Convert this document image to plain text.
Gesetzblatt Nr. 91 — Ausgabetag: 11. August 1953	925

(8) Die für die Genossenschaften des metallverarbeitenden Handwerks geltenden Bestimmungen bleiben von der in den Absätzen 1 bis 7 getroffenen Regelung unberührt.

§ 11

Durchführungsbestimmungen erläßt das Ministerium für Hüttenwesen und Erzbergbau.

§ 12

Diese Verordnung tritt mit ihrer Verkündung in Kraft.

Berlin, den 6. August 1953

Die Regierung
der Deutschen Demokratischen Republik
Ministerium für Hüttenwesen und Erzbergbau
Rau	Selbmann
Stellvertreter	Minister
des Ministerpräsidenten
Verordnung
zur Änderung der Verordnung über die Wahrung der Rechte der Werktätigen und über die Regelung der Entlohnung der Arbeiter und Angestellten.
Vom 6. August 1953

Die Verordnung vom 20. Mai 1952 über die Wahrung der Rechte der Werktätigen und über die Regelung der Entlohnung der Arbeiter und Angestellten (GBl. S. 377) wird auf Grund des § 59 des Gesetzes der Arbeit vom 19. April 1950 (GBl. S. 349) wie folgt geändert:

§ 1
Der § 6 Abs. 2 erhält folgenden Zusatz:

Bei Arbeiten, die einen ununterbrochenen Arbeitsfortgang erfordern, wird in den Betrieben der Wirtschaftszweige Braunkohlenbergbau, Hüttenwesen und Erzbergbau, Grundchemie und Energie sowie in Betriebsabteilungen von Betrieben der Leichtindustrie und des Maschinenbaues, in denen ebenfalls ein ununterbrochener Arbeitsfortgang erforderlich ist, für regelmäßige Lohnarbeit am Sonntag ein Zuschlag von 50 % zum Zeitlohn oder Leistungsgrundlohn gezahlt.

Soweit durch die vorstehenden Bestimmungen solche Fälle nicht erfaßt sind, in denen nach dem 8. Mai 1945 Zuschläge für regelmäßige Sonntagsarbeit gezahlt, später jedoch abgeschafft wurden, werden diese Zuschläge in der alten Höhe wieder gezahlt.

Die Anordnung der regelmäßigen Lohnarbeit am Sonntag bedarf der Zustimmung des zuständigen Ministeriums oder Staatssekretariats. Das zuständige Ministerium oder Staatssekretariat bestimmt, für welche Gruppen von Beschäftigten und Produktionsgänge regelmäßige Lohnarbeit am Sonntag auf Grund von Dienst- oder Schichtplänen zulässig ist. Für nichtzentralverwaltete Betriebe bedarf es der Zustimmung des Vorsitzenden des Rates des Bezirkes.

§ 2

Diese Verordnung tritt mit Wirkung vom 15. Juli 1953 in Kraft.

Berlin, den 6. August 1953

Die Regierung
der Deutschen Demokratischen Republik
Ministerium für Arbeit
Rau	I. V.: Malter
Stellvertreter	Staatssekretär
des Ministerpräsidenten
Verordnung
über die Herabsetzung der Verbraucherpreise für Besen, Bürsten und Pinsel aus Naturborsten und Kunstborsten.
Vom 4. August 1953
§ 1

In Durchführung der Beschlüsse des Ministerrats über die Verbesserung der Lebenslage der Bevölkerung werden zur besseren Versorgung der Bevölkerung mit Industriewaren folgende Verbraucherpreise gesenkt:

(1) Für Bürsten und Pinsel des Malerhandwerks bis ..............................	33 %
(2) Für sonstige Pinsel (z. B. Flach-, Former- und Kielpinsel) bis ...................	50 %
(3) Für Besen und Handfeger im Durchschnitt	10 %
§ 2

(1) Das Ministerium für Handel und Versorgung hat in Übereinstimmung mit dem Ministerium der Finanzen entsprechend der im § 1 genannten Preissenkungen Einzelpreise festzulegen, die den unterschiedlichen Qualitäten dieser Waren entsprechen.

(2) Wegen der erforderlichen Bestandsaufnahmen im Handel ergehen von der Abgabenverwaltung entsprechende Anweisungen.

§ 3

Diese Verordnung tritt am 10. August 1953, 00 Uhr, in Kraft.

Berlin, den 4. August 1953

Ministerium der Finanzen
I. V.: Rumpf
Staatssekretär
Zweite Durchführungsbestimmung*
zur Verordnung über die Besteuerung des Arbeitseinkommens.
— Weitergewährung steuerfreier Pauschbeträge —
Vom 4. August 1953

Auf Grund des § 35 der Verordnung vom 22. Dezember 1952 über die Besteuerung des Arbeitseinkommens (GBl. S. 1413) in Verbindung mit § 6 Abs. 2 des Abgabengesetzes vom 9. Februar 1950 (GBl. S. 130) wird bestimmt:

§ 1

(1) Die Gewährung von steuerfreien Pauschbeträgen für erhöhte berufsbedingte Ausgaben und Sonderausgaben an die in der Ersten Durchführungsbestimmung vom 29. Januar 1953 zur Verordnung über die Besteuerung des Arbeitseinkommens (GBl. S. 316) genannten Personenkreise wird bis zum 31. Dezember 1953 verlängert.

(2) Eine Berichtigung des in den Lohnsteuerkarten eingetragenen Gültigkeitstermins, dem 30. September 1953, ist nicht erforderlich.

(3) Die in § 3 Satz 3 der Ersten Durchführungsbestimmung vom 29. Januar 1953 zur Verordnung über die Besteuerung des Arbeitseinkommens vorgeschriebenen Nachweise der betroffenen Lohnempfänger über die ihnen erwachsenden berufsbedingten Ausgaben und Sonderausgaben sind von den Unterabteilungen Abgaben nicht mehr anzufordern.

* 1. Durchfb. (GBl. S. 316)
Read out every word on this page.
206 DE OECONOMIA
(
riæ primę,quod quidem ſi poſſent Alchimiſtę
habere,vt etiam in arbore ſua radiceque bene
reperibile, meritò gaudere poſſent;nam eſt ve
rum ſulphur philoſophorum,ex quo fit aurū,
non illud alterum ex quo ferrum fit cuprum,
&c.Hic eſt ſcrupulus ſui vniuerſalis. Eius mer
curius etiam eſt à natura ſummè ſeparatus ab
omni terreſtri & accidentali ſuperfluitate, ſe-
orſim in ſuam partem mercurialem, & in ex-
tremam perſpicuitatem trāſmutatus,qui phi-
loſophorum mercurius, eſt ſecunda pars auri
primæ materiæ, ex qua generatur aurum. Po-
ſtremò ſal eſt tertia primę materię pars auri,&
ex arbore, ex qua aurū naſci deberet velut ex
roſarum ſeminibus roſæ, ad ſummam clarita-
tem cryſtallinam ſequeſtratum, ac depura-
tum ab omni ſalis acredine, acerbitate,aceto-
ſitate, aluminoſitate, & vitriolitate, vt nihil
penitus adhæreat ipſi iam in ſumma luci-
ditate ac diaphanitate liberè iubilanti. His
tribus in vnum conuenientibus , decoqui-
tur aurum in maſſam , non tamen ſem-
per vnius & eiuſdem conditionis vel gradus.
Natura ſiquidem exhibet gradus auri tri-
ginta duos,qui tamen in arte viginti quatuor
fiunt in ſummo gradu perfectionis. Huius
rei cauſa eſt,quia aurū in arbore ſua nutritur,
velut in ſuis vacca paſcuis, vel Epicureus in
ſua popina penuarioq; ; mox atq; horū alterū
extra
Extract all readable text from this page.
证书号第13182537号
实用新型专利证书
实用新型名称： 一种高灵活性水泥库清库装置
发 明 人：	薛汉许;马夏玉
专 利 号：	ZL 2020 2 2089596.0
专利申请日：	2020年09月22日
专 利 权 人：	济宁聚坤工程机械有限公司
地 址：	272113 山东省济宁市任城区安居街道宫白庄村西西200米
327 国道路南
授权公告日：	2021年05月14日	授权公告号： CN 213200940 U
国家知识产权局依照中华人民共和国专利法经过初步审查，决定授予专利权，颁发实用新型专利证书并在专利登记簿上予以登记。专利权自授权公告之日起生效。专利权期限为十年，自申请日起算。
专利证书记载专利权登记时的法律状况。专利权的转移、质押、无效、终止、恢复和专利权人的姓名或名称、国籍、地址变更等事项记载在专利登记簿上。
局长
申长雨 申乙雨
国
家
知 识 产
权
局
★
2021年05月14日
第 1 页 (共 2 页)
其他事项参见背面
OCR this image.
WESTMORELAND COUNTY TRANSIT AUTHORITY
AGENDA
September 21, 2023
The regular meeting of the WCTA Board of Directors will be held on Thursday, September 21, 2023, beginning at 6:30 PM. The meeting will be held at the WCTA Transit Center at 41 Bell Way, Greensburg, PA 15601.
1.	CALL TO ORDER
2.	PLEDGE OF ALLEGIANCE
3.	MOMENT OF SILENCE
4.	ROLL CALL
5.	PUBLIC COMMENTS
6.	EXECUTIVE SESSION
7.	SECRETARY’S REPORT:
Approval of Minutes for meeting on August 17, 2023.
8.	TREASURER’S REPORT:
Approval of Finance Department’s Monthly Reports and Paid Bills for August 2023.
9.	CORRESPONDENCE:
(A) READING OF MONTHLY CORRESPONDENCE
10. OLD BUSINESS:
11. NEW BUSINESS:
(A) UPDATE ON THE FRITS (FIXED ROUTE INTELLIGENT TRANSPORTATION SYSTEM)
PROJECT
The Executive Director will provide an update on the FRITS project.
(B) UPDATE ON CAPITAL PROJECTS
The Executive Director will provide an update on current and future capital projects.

Task requirements: Go through the listing above and return every line where the word "Versorgung" occurs.

Response to the task:
In Durchführung der Beschlüsse des Ministerrats über die Verbesserung der Lebenslage der Bevölkerung werden zur besseren Versorgung der Bevölkerung mit Industriewaren folgende Verbraucherpreise gesenkt:
(1) Das Ministerium für Handel und Versorgung hat in Übereinstimmung mit dem Ministerium der Finanzen entsprechend der im § 1 genannten Preissenkungen Einzelpreise festzulegen, die den unterschiedlichen Qualitäten dieser Waren entsprechen.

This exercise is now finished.